YOUR TASK ▸
Reproduce all of the data that follows, character for character.

━━ INPUT FOR THIS TASK ━━

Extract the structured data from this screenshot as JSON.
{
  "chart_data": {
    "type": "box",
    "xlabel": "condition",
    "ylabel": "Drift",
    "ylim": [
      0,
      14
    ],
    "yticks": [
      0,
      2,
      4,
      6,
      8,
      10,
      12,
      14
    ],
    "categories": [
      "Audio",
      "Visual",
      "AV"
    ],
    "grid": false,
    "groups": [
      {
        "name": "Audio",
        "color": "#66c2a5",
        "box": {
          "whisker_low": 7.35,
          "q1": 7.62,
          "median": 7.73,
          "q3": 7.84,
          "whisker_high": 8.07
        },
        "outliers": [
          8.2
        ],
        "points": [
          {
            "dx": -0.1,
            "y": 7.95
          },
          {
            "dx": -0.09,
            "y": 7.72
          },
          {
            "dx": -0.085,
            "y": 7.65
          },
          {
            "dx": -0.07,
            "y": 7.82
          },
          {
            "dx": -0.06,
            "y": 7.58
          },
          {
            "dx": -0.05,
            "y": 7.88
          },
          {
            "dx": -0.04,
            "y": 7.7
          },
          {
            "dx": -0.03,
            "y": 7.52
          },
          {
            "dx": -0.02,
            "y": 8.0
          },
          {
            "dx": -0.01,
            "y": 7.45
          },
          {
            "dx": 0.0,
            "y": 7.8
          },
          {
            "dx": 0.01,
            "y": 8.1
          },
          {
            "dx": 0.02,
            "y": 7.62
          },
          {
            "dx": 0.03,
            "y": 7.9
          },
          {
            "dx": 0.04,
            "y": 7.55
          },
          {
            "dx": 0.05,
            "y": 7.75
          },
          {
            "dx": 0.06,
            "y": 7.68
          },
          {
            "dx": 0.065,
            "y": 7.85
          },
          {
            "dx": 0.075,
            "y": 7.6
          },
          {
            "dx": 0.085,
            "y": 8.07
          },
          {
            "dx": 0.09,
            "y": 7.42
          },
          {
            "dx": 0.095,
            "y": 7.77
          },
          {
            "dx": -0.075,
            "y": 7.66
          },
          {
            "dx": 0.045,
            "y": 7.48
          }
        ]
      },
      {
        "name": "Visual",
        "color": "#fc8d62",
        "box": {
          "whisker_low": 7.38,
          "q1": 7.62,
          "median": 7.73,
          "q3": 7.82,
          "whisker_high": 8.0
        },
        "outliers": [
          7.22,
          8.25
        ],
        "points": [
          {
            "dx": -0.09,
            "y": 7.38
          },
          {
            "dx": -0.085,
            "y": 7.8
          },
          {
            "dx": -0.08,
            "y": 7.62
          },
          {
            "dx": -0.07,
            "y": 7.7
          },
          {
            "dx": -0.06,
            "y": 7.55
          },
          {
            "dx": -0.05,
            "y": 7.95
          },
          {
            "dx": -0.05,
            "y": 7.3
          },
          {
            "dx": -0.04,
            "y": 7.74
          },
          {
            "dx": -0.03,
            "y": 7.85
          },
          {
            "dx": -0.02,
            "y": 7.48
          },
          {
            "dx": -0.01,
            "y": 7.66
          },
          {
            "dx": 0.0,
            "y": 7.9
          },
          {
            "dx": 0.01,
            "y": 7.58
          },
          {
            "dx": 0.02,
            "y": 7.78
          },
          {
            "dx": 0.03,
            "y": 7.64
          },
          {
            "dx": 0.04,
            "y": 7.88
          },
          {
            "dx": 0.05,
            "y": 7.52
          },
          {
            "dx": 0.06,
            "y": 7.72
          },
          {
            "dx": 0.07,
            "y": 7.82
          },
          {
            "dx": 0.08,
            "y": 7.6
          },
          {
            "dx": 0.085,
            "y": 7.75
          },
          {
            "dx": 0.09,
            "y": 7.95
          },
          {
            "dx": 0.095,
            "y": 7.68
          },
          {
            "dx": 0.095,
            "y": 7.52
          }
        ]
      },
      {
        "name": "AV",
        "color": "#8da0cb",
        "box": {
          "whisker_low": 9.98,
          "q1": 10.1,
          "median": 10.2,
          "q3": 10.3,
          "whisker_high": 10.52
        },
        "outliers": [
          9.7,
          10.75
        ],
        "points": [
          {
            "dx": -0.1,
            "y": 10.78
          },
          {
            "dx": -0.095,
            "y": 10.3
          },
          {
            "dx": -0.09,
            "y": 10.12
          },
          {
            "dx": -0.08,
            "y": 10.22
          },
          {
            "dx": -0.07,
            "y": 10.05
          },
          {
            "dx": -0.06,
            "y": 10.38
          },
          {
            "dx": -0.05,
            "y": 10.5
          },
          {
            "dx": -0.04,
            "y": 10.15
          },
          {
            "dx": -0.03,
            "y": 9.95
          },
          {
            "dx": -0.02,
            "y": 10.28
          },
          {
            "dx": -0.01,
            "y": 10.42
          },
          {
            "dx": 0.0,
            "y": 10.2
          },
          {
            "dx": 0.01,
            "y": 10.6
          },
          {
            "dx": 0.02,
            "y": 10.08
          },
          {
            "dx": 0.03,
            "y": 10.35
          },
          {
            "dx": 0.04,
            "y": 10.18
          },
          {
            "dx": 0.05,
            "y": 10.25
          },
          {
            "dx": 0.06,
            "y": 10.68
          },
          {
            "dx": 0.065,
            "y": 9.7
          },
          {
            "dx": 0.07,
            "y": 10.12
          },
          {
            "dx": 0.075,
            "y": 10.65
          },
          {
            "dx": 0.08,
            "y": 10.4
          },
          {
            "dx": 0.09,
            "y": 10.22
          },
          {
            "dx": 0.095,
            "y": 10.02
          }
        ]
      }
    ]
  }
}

━━━

SOLUTION FOR THIS PROBLEM ▸
Extract the structured data from this screenshot as JSON.
{
  "chart_data": {
    "type": "box",
    "xlabel": "condition",
    "ylabel": "Drift",
    "ylim": [
      0,
      14
    ],
    "yticks": [
      0,
      2,
      4,
      6,
      8,
      10,
      12,
      14
    ],
    "categories": [
      "Audio",
      "Visual",
      "AV"
    ],
    "grid": false,
    "groups": [
      {
        "name": "Audio",
        "color": "#66c2a5",
        "box": {
          "whisker_low": 7.35,
          "q1": 7.62,
          "median": 7.73,
          "q3": 7.84,
          "whisker_high": 8.07
        },
        "outliers": [
          8.2
        ],
        "points": [
          {
            "dx": -0.1,
            "y": 7.95
          },
          {
            "dx": -0.09,
            "y": 7.72
          },
          {
            "dx": -0.085,
            "y": 7.65
          },
          {
            "dx": -0.07,
            "y": 7.82
          },
          {
            "dx": -0.06,
            "y": 7.58
          },
          {
            "dx": -0.05,
            "y": 7.88
          },
          {
            "dx": -0.04,
            "y": 7.7
          },
          {
            "dx": -0.03,
            "y": 7.52
          },
          {
            "dx": -0.02,
            "y": 8.0
          },
          {
            "dx": -0.01,
            "y": 7.45
          },
          {
            "dx": 0.0,
            "y": 7.8
          },
          {
            "dx": 0.01,
            "y": 8.1
          },
          {
            "dx": 0.02,
            "y": 7.62
          },
          {
            "dx": 0.03,
            "y": 7.9
          },
          {
            "dx": 0.04,
            "y": 7.55
          },
          {
            "dx": 0.05,
            "y": 7.75
          },
          {
            "dx": 0.06,
            "y": 7.68
          },
          {
            "dx": 0.065,
            "y": 7.85
          },
          {
            "dx": 0.075,
            "y": 7.6
          },
          {
            "dx": 0.085,
            "y": 8.07
          },
          {
            "dx": 0.09,
            "y": 7.42
          },
          {
            "dx": 0.095,
            "y": 7.77
          },
          {
            "dx": -0.075,
            "y": 7.66
          },
          {
            "dx": 0.045,
            "y": 7.48
          }
        ]
      },
      {
        "name": "Visual",
        "color": "#fc8d62",
        "box": {
          "whisker_low": 7.38,
          "q1": 7.62,
          "median": 7.73,
          "q3": 7.82,
          "whisker_high": 8.0
        },
        "outliers": [
          7.22,
          8.25
        ],
        "points": [
          {
            "dx": -0.09,
            "y": 7.38
          },
          {
            "dx": -0.085,
            "y": 7.8
          },
          {
            "dx": -0.08,
            "y": 7.62
          },
          {
            "dx": -0.07,
            "y": 7.7
          },
          {
            "dx": -0.06,
            "y": 7.55
          },
          {
            "dx": -0.05,
            "y": 7.95
          },
          {
            "dx": -0.05,
            "y": 7.3
          },
          {
            "dx": -0.04,
            "y": 7.74
          },
          {
            "dx": -0.03,
            "y": 7.85
          },
          {
            "dx": -0.02,
            "y": 7.48
          },
          {
            "dx": -0.01,
            "y": 7.66
          },
          {
            "dx": 0.0,
            "y": 7.9
          },
          {
            "dx": 0.01,
            "y": 7.58
          },
          {
            "dx": 0.02,
            "y": 7.78
          },
          {
            "dx": 0.03,
            "y": 7.64
          },
          {
            "dx": 0.04,
            "y": 7.88
          },
          {
            "dx": 0.05,
            "y": 7.52
          },
          {
            "dx": 0.06,
            "y": 7.72
          },
          {
            "dx": 0.07,
            "y": 7.82
          },
          {
            "dx": 0.08,
            "y": 7.6
          },
          {
            "dx": 0.085,
            "y": 7.75
          },
          {
            "dx": 0.09,
            "y": 7.95
          },
          {
            "dx": 0.095,
            "y": 7.68
          },
          {
            "dx": 0.095,
            "y": 7.52
          }
        ]
      },
      {
        "name": "AV",
        "color": "#8da0cb",
        "box": {
          "whisker_low": 9.98,
          "q1": 10.1,
          "median": 10.2,
          "q3": 10.3,
          "whisker_high": 10.52
        },
        "outliers": [
          9.7,
          10.75
        ],
        "points": [
          {
            "dx": -0.1,
            "y": 10.78
          },
          {
            "dx": -0.095,
            "y": 10.3
          },
          {
            "dx": -0.09,
            "y": 10.12
          },
          {
            "dx": -0.08,
            "y": 10.22
          },
          {
            "dx": -0.07,
            "y": 10.05
          },
          {
            "dx": -0.06,
            "y": 10.38
          },
          {
            "dx": -0.05,
            "y": 10.5
          },
          {
            "dx": -0.04,
            "y": 10.15
          },
          {
            "dx": -0.03,
            "y": 9.95
          },
          {
            "dx": -0.02,
            "y": 10.28
          },
          {
            "dx": -0.01,
            "y": 10.42
          },
          {
            "dx": 0.0,
            "y": 10.2
          },
          {
            "dx": 0.01,
            "y": 10.6
          },
          {
            "dx": 0.02,
            "y": 10.08
          },
          {
            "dx": 0.03,
            "y": 10.35
          },
          {
            "dx": 0.04,
            "y": 10.18
          },
          {
            "dx": 0.05,
            "y": 10.25
          },
          {
            "dx": 0.06,
            "y": 10.68
          },
          {
            "dx": 0.065,
            "y": 9.7
          },
          {
            "dx": 0.07,
            "y": 10.12
          },
          {
            "dx": 0.075,
            "y": 10.65
          },
          {
            "dx": 0.08,
            "y": 10.4
          },
          {
            "dx": 0.09,
            "y": 10.22
          },
          {
            "dx": 0.095,
            "y": 10.02
          }
        ]
      }
    ]
  }
}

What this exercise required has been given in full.